— BEGIN INFORMATION PROVIDED —

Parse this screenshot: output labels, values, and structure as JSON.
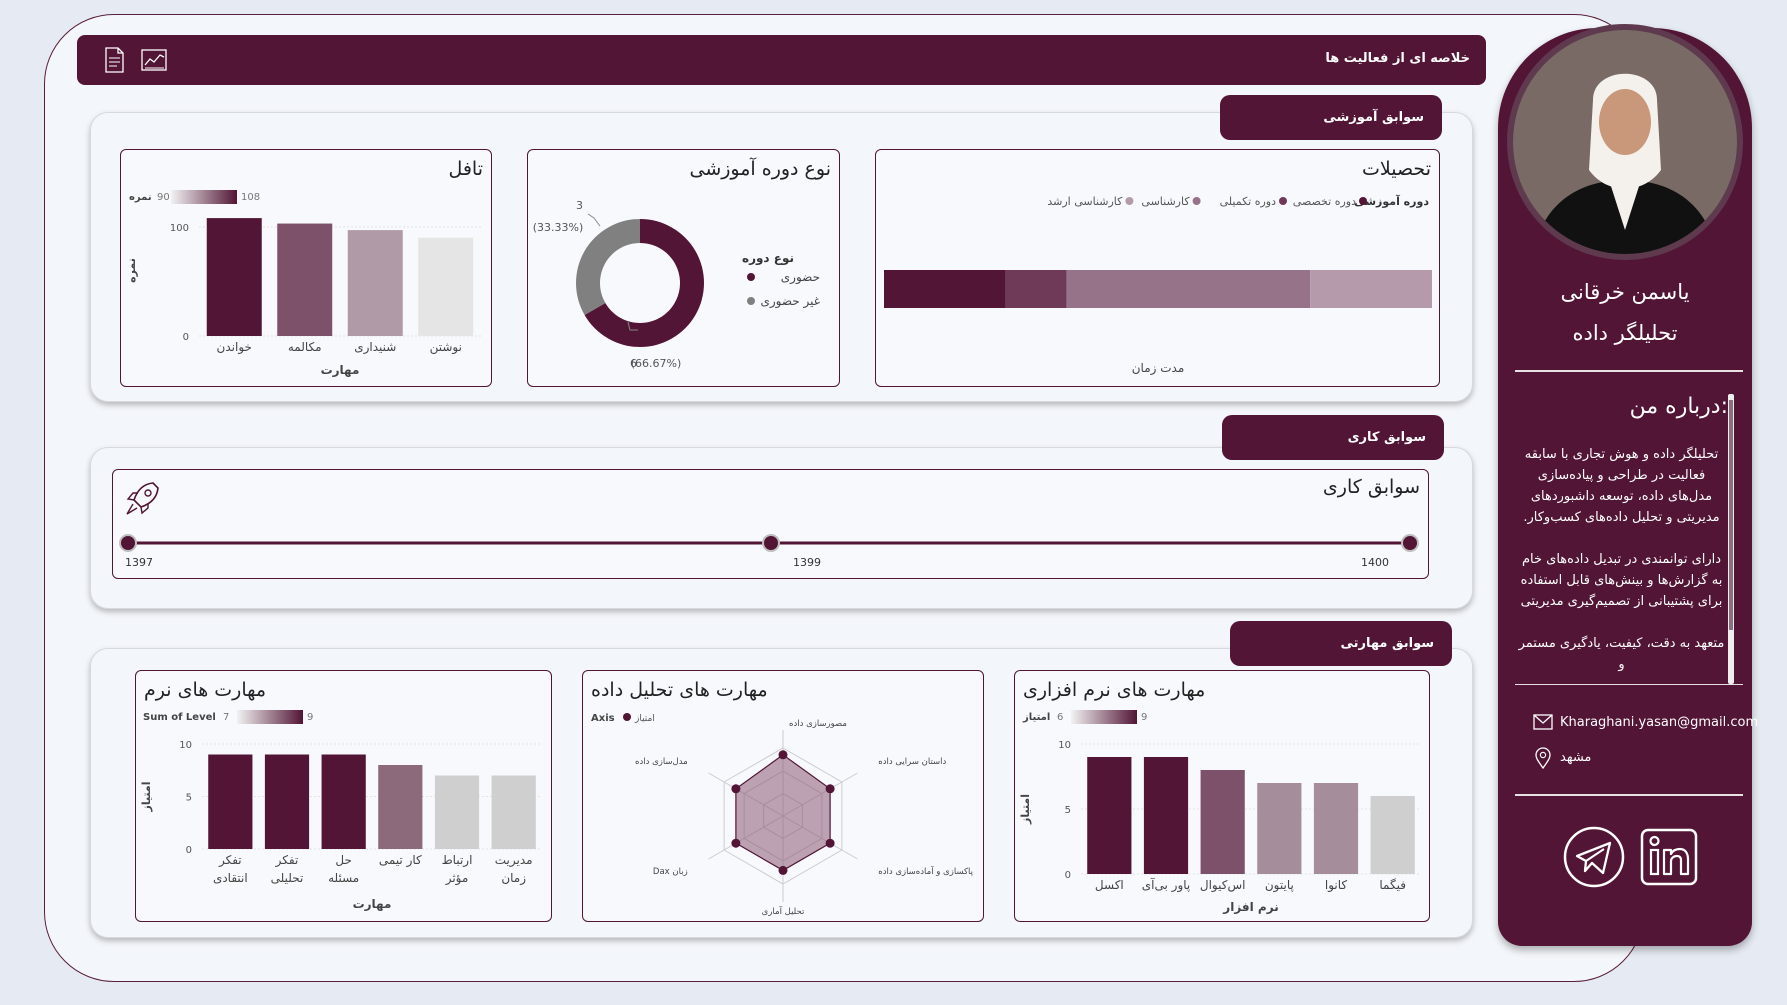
{
  "header": {
    "title": "خلاصه ای از فعالیت ها",
    "icons": [
      "document-icon",
      "chart-icon"
    ]
  },
  "education": {
    "tab": "سوابق آموزشی",
    "degrees": {
      "title": "تحصیلات",
      "legend_title": "دوره آموزشی",
      "legend": [
        {
          "label": "دوره تخصصی",
          "color": "#521535"
        },
        {
          "label": "دوره تکمیلی",
          "color": "#6e3a57"
        },
        {
          "label": "کارشناسی",
          "color": "#97738a"
        },
        {
          "label": "کارشناسی ارشد",
          "color": "#b59aac"
        }
      ],
      "segments": [
        {
          "label": "دوره تخصصی",
          "value": 22,
          "color": "#521535"
        },
        {
          "label": "دوره تکمیلی",
          "value": 11,
          "color": "#6e3a57"
        },
        {
          "label": "کارشناسی",
          "value": 44,
          "color": "#97738a"
        },
        {
          "label": "کارشناسی ارشد",
          "value": 22,
          "color": "#b59aac"
        }
      ],
      "xlabel": "مدت زمان"
    },
    "course_type": {
      "title": "نوع دوره آموزشی",
      "legend_title": "نوع دوره",
      "legend": [
        {
          "label": "حضوری",
          "color": "#521535"
        },
        {
          "label": "غیر حضوری",
          "color": "#808080"
        }
      ],
      "slices": [
        {
          "label": "حضوری",
          "value": 6,
          "pct_text": "(66.67%)",
          "count_text": "6",
          "color": "#521535"
        },
        {
          "label": "غیر حضوری",
          "value": 3,
          "pct_text": "(33.33%)",
          "count_text": "3",
          "color": "#808080"
        }
      ]
    },
    "toefl": {
      "title": "تافل",
      "legend_label": "نمره",
      "legend_min": "90",
      "legend_max": "108",
      "ylabel": "نمره",
      "xlabel": "مهارت",
      "yticks": [
        "0",
        "100"
      ],
      "bars": [
        {
          "label": "خواندن",
          "value": 108,
          "color": "#521535"
        },
        {
          "label": "مکالمه",
          "value": 103,
          "color": "#7d5169"
        },
        {
          "label": "شنیداری",
          "value": 97,
          "color": "#b09aa7"
        },
        {
          "label": "نوشتن",
          "value": 90,
          "color": "#e5e5e5"
        }
      ]
    }
  },
  "work": {
    "tab": "سوابق کاری",
    "title": "سوابق کاری",
    "years": [
      "1397",
      "1399",
      "1400"
    ]
  },
  "skills": {
    "tab": "سوابق مهارتی",
    "software": {
      "title": "مهارت های نرم افزاری",
      "legend_label": "امتیاز",
      "legend_min": "6",
      "legend_max": "9",
      "ylabel": "امتیاز",
      "xlabel": "نرم افزار",
      "yticks": [
        "0",
        "5",
        "10"
      ],
      "bars": [
        {
          "label": "اکسل",
          "value": 9,
          "color": "#521535"
        },
        {
          "label": "پاور بی‌آی",
          "value": 9,
          "color": "#521535"
        },
        {
          "label": "اس‌کیوال",
          "value": 8,
          "color": "#7d5169"
        },
        {
          "label": "پایتون",
          "value": 7,
          "color": "#a68d9b"
        },
        {
          "label": "کانوا",
          "value": 7,
          "color": "#a68d9b"
        },
        {
          "label": "فیگما",
          "value": 6,
          "color": "#cfcfcf"
        }
      ]
    },
    "analysis": {
      "title": "مهارت های تحلیل داده",
      "legend_title": "Axis",
      "legend_label": "امتیاز",
      "axes": [
        "مصورسازی داده",
        "داستان سرایی داده",
        "پاکسازی و آماده‌سازی داده",
        "تحلیل آماری",
        "Dax زبان",
        "مدل‌سازی داده"
      ],
      "values": [
        9,
        8,
        8,
        8,
        8,
        8
      ],
      "max": 10
    },
    "soft": {
      "title": "مهارت های نرم",
      "legend_label": "Sum of Level",
      "legend_min": "7",
      "legend_max": "9",
      "ylabel": "امتیاز",
      "xlabel": "مهارت",
      "yticks": [
        "0",
        "5",
        "10"
      ],
      "bars": [
        {
          "label": [
            "تفکر",
            "انتقادی"
          ],
          "value": 9,
          "color": "#521535"
        },
        {
          "label": [
            "تفکر",
            "تحلیلی"
          ],
          "value": 9,
          "color": "#521535"
        },
        {
          "label": [
            "حل",
            "مسئله"
          ],
          "value": 9,
          "color": "#521535"
        },
        {
          "label": [
            "کار تیمی"
          ],
          "value": 8,
          "color": "#8c6a7c"
        },
        {
          "label": [
            "ارتباط",
            "مؤثر"
          ],
          "value": 7,
          "color": "#cfcfcf"
        },
        {
          "label": [
            "مدیریت",
            "زمان"
          ],
          "value": 7,
          "color": "#cfcfcf"
        }
      ]
    }
  },
  "profile": {
    "name": "یاسمن خرقانی",
    "role": "تحلیلگر داده",
    "about_title": "درباره من:",
    "about_p1": "تحلیلگر داده و هوش تجاری با سابقه فعالیت در طراحی و پیاده‌سازی مدل‌های داده، توسعه داشبوردهای مدیریتی و تحلیل داده‌های کسب‌وکار.",
    "about_p2": "دارای توانمندی در تبدیل داده‌های خام به گزارش‌ها و بینش‌های قابل استفاده برای پشتیبانی از تصمیم‌گیری مدیریتی",
    "about_p3": "متعهد به دقت، کیفیت، یادگیری مستمر و",
    "email": "Kharaghani.yasan@gmail.com",
    "city": "مشهد",
    "social": [
      "telegram-icon",
      "linkedin-icon"
    ]
  }
}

— END INFORMATION PROVIDED —

:: WHAT NEEDS TO BE DONE ::
Leave out the pictures and copy every record above exactly.

:: FULL OUTPUT ::
Parse this screenshot: output labels, values, and structure as JSON.
{
  "header": {
    "title": "خلاصه ای از فعالیت ها",
    "icons": [
      "document-icon",
      "chart-icon"
    ]
  },
  "education": {
    "tab": "سوابق آموزشی",
    "degrees": {
      "title": "تحصیلات",
      "legend_title": "دوره آموزشی",
      "legend": [
        {
          "label": "دوره تخصصی",
          "color": "#521535"
        },
        {
          "label": "دوره تکمیلی",
          "color": "#6e3a57"
        },
        {
          "label": "کارشناسی",
          "color": "#97738a"
        },
        {
          "label": "کارشناسی ارشد",
          "color": "#b59aac"
        }
      ],
      "segments": [
        {
          "label": "دوره تخصصی",
          "value": 22,
          "color": "#521535"
        },
        {
          "label": "دوره تکمیلی",
          "value": 11,
          "color": "#6e3a57"
        },
        {
          "label": "کارشناسی",
          "value": 44,
          "color": "#97738a"
        },
        {
          "label": "کارشناسی ارشد",
          "value": 22,
          "color": "#b59aac"
        }
      ],
      "xlabel": "مدت زمان"
    },
    "course_type": {
      "title": "نوع دوره آموزشی",
      "legend_title": "نوع دوره",
      "legend": [
        {
          "label": "حضوری",
          "color": "#521535"
        },
        {
          "label": "غیر حضوری",
          "color": "#808080"
        }
      ],
      "slices": [
        {
          "label": "حضوری",
          "value": 6,
          "pct_text": "(66.67%)",
          "count_text": "6",
          "color": "#521535"
        },
        {
          "label": "غیر حضوری",
          "value": 3,
          "pct_text": "(33.33%)",
          "count_text": "3",
          "color": "#808080"
        }
      ]
    },
    "toefl": {
      "title": "تافل",
      "legend_label": "نمره",
      "legend_min": "90",
      "legend_max": "108",
      "ylabel": "نمره",
      "xlabel": "مهارت",
      "yticks": [
        "0",
        "100"
      ],
      "bars": [
        {
          "label": "خواندن",
          "value": 108,
          "color": "#521535"
        },
        {
          "label": "مکالمه",
          "value": 103,
          "color": "#7d5169"
        },
        {
          "label": "شنیداری",
          "value": 97,
          "color": "#b09aa7"
        },
        {
          "label": "نوشتن",
          "value": 90,
          "color": "#e5e5e5"
        }
      ]
    }
  },
  "work": {
    "tab": "سوابق کاری",
    "title": "سوابق کاری",
    "years": [
      "1397",
      "1399",
      "1400"
    ]
  },
  "skills": {
    "tab": "سوابق مهارتی",
    "software": {
      "title": "مهارت های نرم افزاری",
      "legend_label": "امتیاز",
      "legend_min": "6",
      "legend_max": "9",
      "ylabel": "امتیاز",
      "xlabel": "نرم افزار",
      "yticks": [
        "0",
        "5",
        "10"
      ],
      "bars": [
        {
          "label": "اکسل",
          "value": 9,
          "color": "#521535"
        },
        {
          "label": "پاور بی‌آی",
          "value": 9,
          "color": "#521535"
        },
        {
          "label": "اس‌کیوال",
          "value": 8,
          "color": "#7d5169"
        },
        {
          "label": "پایتون",
          "value": 7,
          "color": "#a68d9b"
        },
        {
          "label": "کانوا",
          "value": 7,
          "color": "#a68d9b"
        },
        {
          "label": "فیگما",
          "value": 6,
          "color": "#cfcfcf"
        }
      ]
    },
    "analysis": {
      "title": "مهارت های تحلیل داده",
      "legend_title": "Axis",
      "legend_label": "امتیاز",
      "axes": [
        "مصورسازی داده",
        "داستان سرایی داده",
        "پاکسازی و آماده‌سازی داده",
        "تحلیل آماری",
        "Dax زبان",
        "مدل‌سازی داده"
      ],
      "values": [
        9,
        8,
        8,
        8,
        8,
        8
      ],
      "max": 10
    },
    "soft": {
      "title": "مهارت های نرم",
      "legend_label": "Sum of Level",
      "legend_min": "7",
      "legend_max": "9",
      "ylabel": "امتیاز",
      "xlabel": "مهارت",
      "yticks": [
        "0",
        "5",
        "10"
      ],
      "bars": [
        {
          "label": [
            "تفکر",
            "انتقادی"
          ],
          "value": 9,
          "color": "#521535"
        },
        {
          "label": [
            "تفکر",
            "تحلیلی"
          ],
          "value": 9,
          "color": "#521535"
        },
        {
          "label": [
            "حل",
            "مسئله"
          ],
          "value": 9,
          "color": "#521535"
        },
        {
          "label": [
            "کار تیمی"
          ],
          "value": 8,
          "color": "#8c6a7c"
        },
        {
          "label": [
            "ارتباط",
            "مؤثر"
          ],
          "value": 7,
          "color": "#cfcfcf"
        },
        {
          "label": [
            "مدیریت",
            "زمان"
          ],
          "value": 7,
          "color": "#cfcfcf"
        }
      ]
    }
  },
  "profile": {
    "name": "یاسمن خرقانی",
    "role": "تحلیلگر داده",
    "about_title": "درباره من:",
    "about_p1": "تحلیلگر داده و هوش تجاری با سابقه فعالیت در طراحی و پیاده‌سازی مدل‌های داده، توسعه داشبوردهای مدیریتی و تحلیل داده‌های کسب‌وکار.",
    "about_p2": "دارای توانمندی در تبدیل داده‌های خام به گزارش‌ها و بینش‌های قابل استفاده برای پشتیبانی از تصمیم‌گیری مدیریتی",
    "about_p3": "متعهد به دقت، کیفیت، یادگیری مستمر و",
    "email": "Kharaghani.yasan@gmail.com",
    "city": "مشهد",
    "social": [
      "telegram-icon",
      "linkedin-icon"
    ]
  }
}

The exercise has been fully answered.